→ Written task
Gather all lines with the word "democratic" in them.

Stored items
---

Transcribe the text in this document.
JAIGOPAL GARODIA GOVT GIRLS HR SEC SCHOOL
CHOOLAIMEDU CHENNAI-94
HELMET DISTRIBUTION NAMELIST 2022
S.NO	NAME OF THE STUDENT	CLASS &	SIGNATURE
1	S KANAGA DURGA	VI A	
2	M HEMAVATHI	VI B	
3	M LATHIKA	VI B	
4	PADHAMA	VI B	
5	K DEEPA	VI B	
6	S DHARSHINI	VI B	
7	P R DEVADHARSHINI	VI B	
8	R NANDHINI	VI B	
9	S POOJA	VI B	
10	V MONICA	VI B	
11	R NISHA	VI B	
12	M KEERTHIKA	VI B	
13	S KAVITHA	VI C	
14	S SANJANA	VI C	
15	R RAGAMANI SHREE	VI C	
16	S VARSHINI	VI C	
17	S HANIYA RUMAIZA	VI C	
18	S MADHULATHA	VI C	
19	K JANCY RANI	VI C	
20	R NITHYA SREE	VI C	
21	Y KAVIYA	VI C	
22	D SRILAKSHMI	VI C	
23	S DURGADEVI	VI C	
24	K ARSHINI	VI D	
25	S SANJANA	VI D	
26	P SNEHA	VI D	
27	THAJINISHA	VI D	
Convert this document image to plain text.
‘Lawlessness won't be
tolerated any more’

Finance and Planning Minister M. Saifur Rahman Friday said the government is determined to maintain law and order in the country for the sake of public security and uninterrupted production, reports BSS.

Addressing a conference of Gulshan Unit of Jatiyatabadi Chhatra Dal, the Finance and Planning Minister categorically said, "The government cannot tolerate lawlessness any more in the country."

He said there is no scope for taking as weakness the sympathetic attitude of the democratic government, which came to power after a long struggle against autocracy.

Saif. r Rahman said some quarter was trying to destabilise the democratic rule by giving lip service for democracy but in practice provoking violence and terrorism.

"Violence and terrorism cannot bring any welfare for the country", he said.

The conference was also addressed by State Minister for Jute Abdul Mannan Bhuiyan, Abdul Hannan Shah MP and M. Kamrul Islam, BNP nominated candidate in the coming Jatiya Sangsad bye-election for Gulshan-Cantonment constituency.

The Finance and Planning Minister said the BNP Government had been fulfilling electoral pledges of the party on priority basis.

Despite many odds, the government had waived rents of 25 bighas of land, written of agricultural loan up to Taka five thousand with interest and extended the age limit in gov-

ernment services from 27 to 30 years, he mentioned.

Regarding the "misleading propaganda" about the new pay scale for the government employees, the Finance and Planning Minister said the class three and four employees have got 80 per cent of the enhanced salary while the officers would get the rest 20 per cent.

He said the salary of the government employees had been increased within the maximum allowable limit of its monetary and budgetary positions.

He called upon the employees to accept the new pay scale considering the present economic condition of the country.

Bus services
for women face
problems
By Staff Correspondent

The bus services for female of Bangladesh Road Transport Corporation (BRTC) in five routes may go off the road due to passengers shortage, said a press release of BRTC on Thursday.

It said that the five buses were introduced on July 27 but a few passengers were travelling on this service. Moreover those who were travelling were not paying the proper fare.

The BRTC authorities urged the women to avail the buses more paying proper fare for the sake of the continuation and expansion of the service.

---

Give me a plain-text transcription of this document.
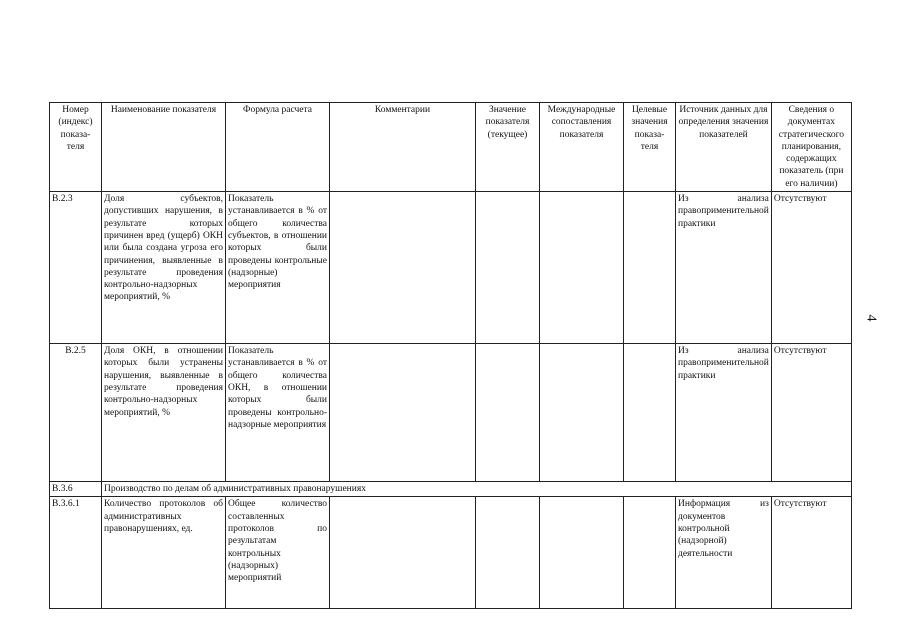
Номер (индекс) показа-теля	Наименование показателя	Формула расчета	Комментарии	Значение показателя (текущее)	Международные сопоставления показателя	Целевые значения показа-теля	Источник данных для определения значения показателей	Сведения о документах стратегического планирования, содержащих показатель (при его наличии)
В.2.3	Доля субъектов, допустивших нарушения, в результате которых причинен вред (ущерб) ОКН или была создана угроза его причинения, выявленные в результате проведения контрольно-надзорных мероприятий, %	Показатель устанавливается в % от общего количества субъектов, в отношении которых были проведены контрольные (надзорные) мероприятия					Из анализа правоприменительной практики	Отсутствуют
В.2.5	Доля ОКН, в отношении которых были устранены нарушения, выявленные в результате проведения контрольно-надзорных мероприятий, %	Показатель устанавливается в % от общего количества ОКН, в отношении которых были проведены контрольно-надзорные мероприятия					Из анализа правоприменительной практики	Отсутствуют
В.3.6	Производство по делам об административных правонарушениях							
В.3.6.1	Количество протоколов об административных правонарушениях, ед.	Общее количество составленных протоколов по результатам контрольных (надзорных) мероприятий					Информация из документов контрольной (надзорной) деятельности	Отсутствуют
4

---

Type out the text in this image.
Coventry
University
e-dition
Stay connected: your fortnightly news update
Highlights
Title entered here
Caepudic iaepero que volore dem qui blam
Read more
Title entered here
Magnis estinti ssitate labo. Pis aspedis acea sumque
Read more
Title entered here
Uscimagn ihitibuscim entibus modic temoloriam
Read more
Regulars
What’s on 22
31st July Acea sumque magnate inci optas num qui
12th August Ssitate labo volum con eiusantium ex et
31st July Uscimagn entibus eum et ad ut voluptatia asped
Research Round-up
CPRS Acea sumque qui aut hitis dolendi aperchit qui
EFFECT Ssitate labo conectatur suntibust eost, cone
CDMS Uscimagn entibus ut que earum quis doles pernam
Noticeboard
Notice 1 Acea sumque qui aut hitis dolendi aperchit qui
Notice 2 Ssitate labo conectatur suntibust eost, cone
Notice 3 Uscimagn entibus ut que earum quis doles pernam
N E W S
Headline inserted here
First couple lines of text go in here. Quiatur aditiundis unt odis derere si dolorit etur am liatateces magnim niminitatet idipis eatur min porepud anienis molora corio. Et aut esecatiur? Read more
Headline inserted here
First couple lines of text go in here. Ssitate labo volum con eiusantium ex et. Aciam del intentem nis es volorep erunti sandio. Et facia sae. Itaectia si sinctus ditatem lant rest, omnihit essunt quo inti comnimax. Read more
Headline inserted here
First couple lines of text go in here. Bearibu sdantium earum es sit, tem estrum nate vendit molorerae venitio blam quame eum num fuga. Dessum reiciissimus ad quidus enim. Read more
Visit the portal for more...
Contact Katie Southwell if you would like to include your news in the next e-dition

---

→ Correct result
He said there is no scope for taking as weakness the sympathetic attitude of the democratic government, which came to power after a long struggle against autocracy.
Saif. r Rahman said some quarter was trying to destabilise the democratic rule by giving lip service for democracy but in practice provoking violence and terrorism.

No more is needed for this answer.